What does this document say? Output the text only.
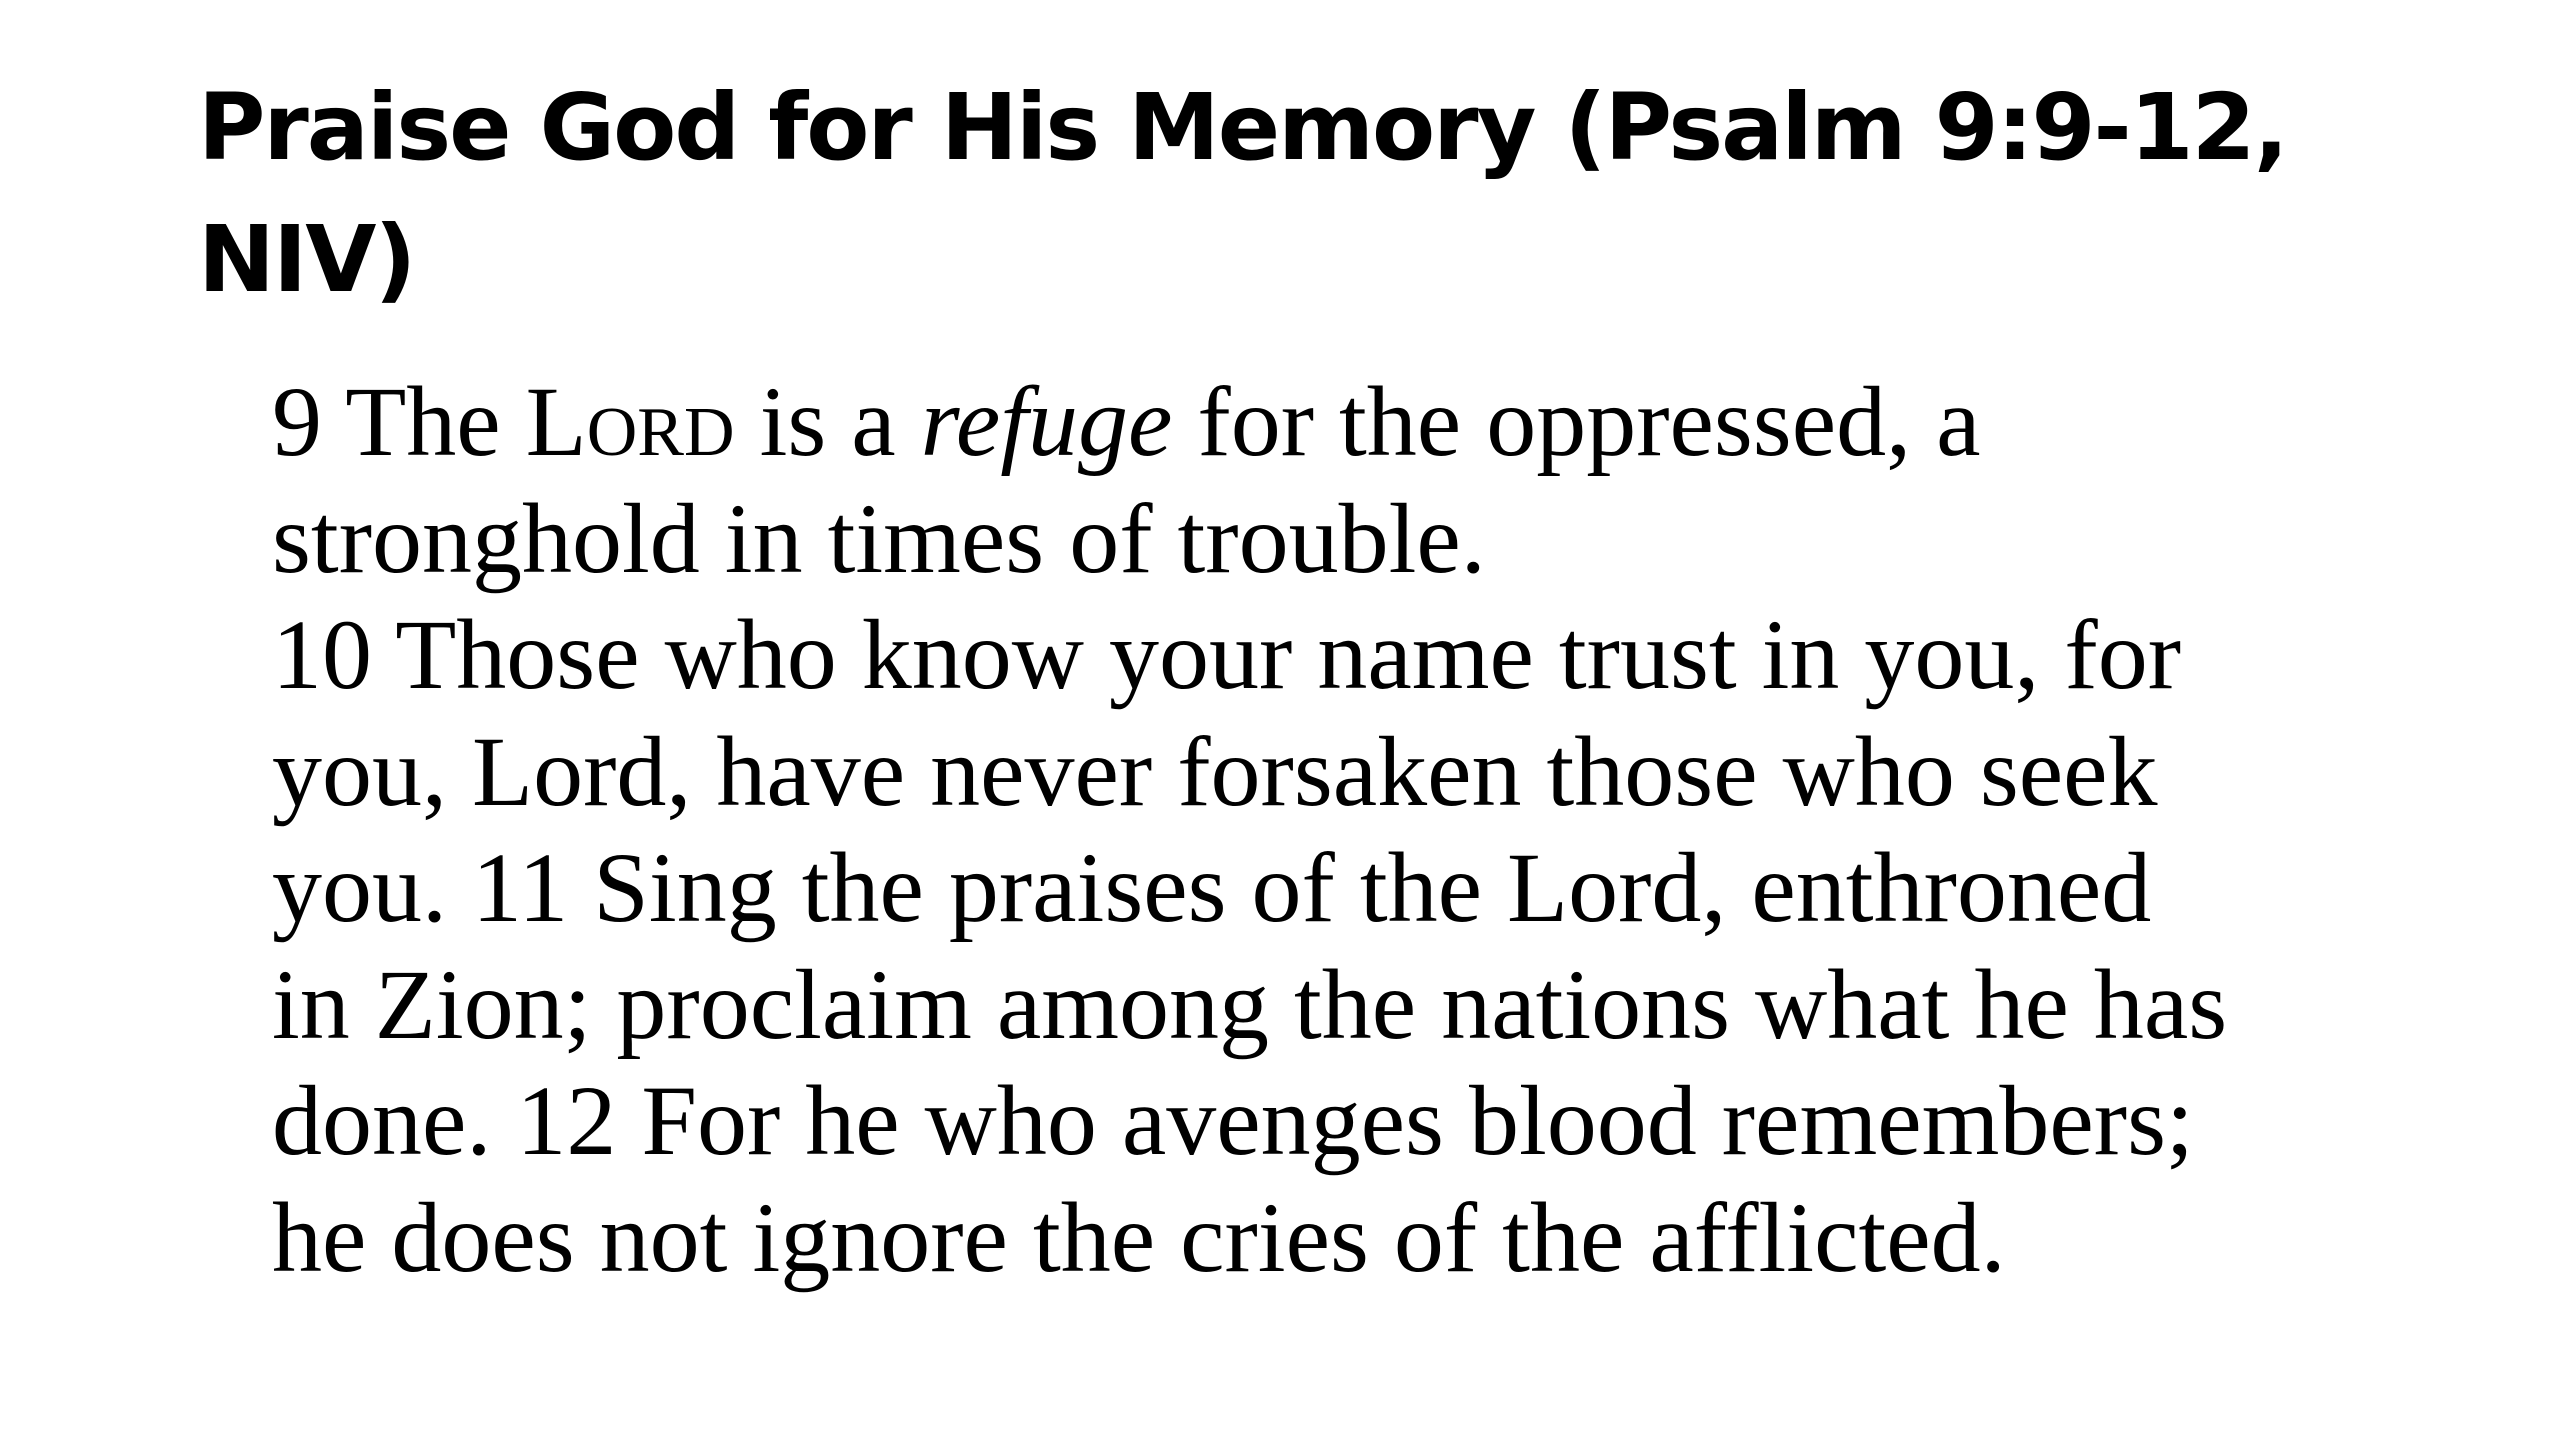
Praise God for His Memory (Psalm 9:9-12, NIV)
9 The Lord is a refuge for the oppressed, a
stronghold in times of trouble.
10 Those who know your name trust in you, for
you, Lord, have never forsaken those who seek
you. 11 Sing the praises of the Lord, enthroned
in Zion; proclaim among the nations what he has
done. 12 For he who avenges blood remembers;
he does not ignore the cries of the afflicted.
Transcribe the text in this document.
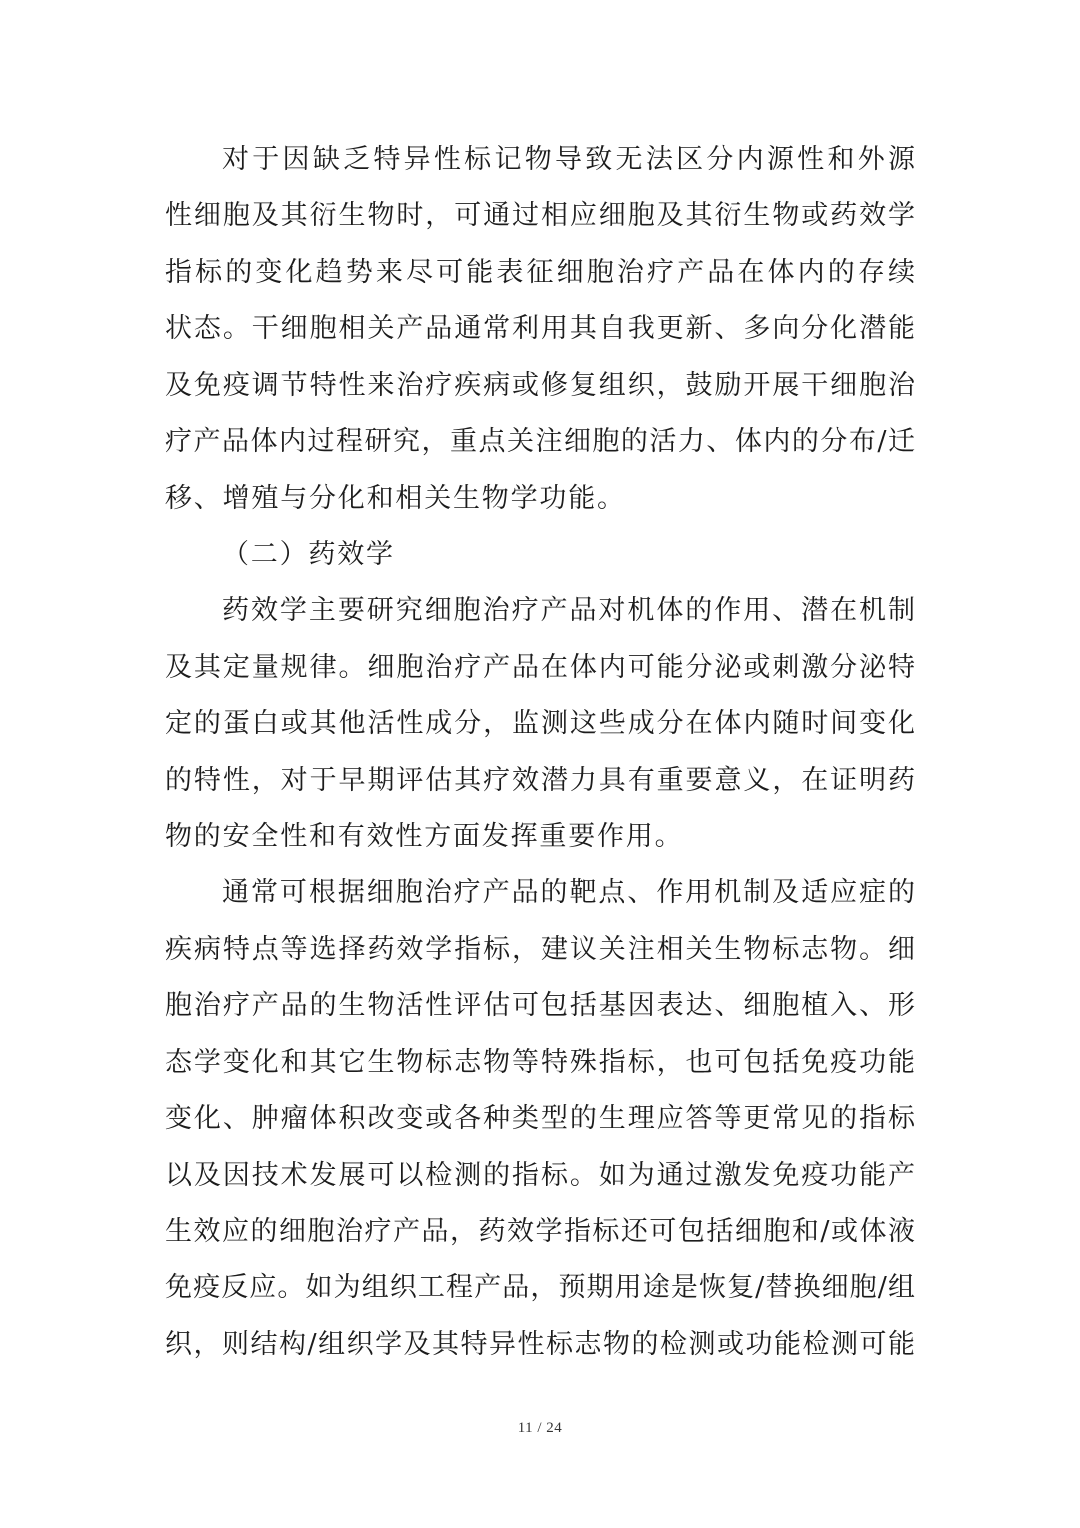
对于因缺乏特异性标记物导致无法区分内源性和外源
性细胞及其衍生物时，可通过相应细胞及其衍生物或药效学
指标的变化趋势来尽可能表征细胞治疗产品在体内的存续
状态。干细胞相关产品通常利用其自我更新、多向分化潜能
及免疫调节特性来治疗疾病或修复组织，鼓励开展干细胞治
疗产品体内过程研究，重点关注细胞的活力、体内的分布/迁
移、增殖与分化和相关生物学功能。
（二）药效学
药效学主要研究细胞治疗产品对机体的作用、潜在机制
及其定量规律。细胞治疗产品在体内可能分泌或刺激分泌特
定的蛋白或其他活性成分，监测这些成分在体内随时间变化
的特性，对于早期评估其疗效潜力具有重要意义，在证明药
物的安全性和有效性方面发挥重要作用。
通常可根据细胞治疗产品的靶点、作用机制及适应症的
疾病特点等选择药效学指标，建议关注相关生物标志物。细
胞治疗产品的生物活性评估可包括基因表达、细胞植入、形
态学变化和其它生物标志物等特殊指标，也可包括免疫功能
变化、肿瘤体积改变或各种类型的生理应答等更常见的指标
以及因技术发展可以检测的指标。如为通过激发免疫功能产
生效应的细胞治疗产品，药效学指标还可包括细胞和/或体液
免疫反应。如为组织工程产品，预期用途是恢复/替换细胞/组
织，则结构/组织学及其特异性标志物的检测或功能检测可能
11 / 24
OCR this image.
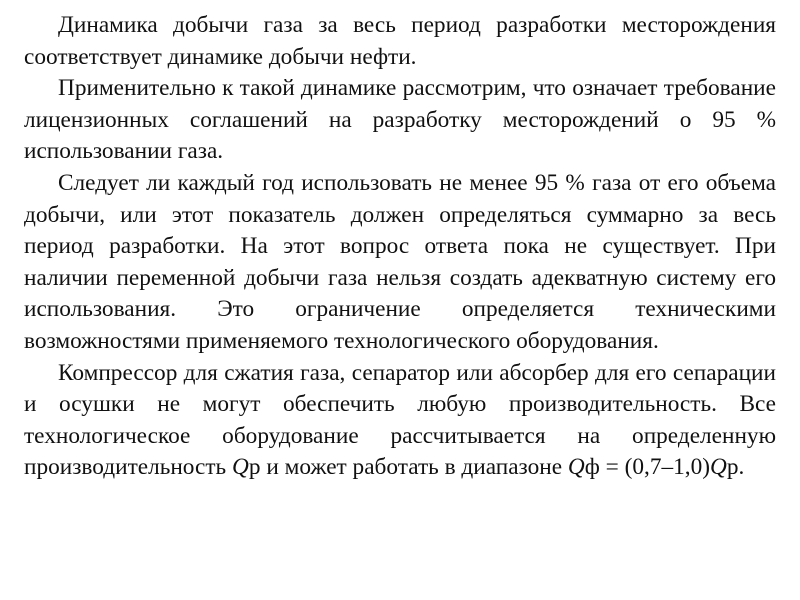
Динамика добычи газа за весь период разработки месторождения соответствует динамике добычи нефти.

Применительно к такой динамике рассмотрим, что означает требование лицензионных соглашений на разработку месторождений о 95 % использовании газа.

Следует ли каждый год использовать не менее 95 % газа от его объема добычи, или этот показатель должен определяться суммарно за весь период разработки. На этот вопрос ответа пока не существует. При наличии переменной добычи газа нельзя создать адекватную систему его использования. Это ограничение определяется техническими возможностями применяемого технологического оборудования.

Компрессор для сжатия газа, сепаратор или абсорбер для его сепарации и осушки не могут обеспечить любую производительность. Все технологическое оборудование рассчитывается на определенную производительность Qр и может работать в диапазоне Qф = (0,7–1,0)Qр.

──────────

◆ Directions:
Every record gets retyped exactly; no picture goes into the copy.

◆ Reply:
What does this document say? Output the text only.
Praise God for His Memory (Psalm 9:9-12, NIV)
9 The Lord is a refuge for the oppressed, a
stronghold in times of trouble.
10 Those who know your name trust in you, for
you, Lord, have never forsaken those who seek
you. 11 Sing the praises of the Lord, enthroned
in Zion; proclaim among the nations what he has
done. 12 For he who avenges blood remembers;
he does not ignore the cries of the afflicted.
Transcribe the text in this document.
对于因缺乏特异性标记物导致无法区分内源性和外源
性细胞及其衍生物时，可通过相应细胞及其衍生物或药效学
指标的变化趋势来尽可能表征细胞治疗产品在体内的存续
状态。干细胞相关产品通常利用其自我更新、多向分化潜能
及免疫调节特性来治疗疾病或修复组织，鼓励开展干细胞治
疗产品体内过程研究，重点关注细胞的活力、体内的分布/迁
移、增殖与分化和相关生物学功能。
（二）药效学
药效学主要研究细胞治疗产品对机体的作用、潜在机制
及其定量规律。细胞治疗产品在体内可能分泌或刺激分泌特
定的蛋白或其他活性成分，监测这些成分在体内随时间变化
的特性，对于早期评估其疗效潜力具有重要意义，在证明药
物的安全性和有效性方面发挥重要作用。
通常可根据细胞治疗产品的靶点、作用机制及适应症的
疾病特点等选择药效学指标，建议关注相关生物标志物。细
胞治疗产品的生物活性评估可包括基因表达、细胞植入、形
态学变化和其它生物标志物等特殊指标，也可包括免疫功能
变化、肿瘤体积改变或各种类型的生理应答等更常见的指标
以及因技术发展可以检测的指标。如为通过激发免疫功能产
生效应的细胞治疗产品，药效学指标还可包括细胞和/或体液
免疫反应。如为组织工程产品，预期用途是恢复/替换细胞/组
织，则结构/组织学及其特异性标志物的检测或功能检测可能
11 / 24
OCR this image.
Динамика добычи газа за весь период разработки месторождения соответствует динамике добычи нефти.

Применительно к такой динамике рассмотрим, что означает требование лицензионных соглашений на разработку месторождений о 95 % использовании газа.

Следует ли каждый год использовать не менее 95 % газа от его объема добычи, или этот показатель должен определяться суммарно за весь период разработки. На этот вопрос ответа пока не существует. При наличии переменной добычи газа нельзя создать адекватную систему его использования. Это ограничение определяется техническими возможностями применяемого технологического оборудования.

Компрессор для сжатия газа, сепаратор или абсорбер для его сепарации и осушки не могут обеспечить любую производительность. Все технологическое оборудование рассчитывается на определенную производительность Qр и может работать в диапазоне Qф = (0,7–1,0)Qр.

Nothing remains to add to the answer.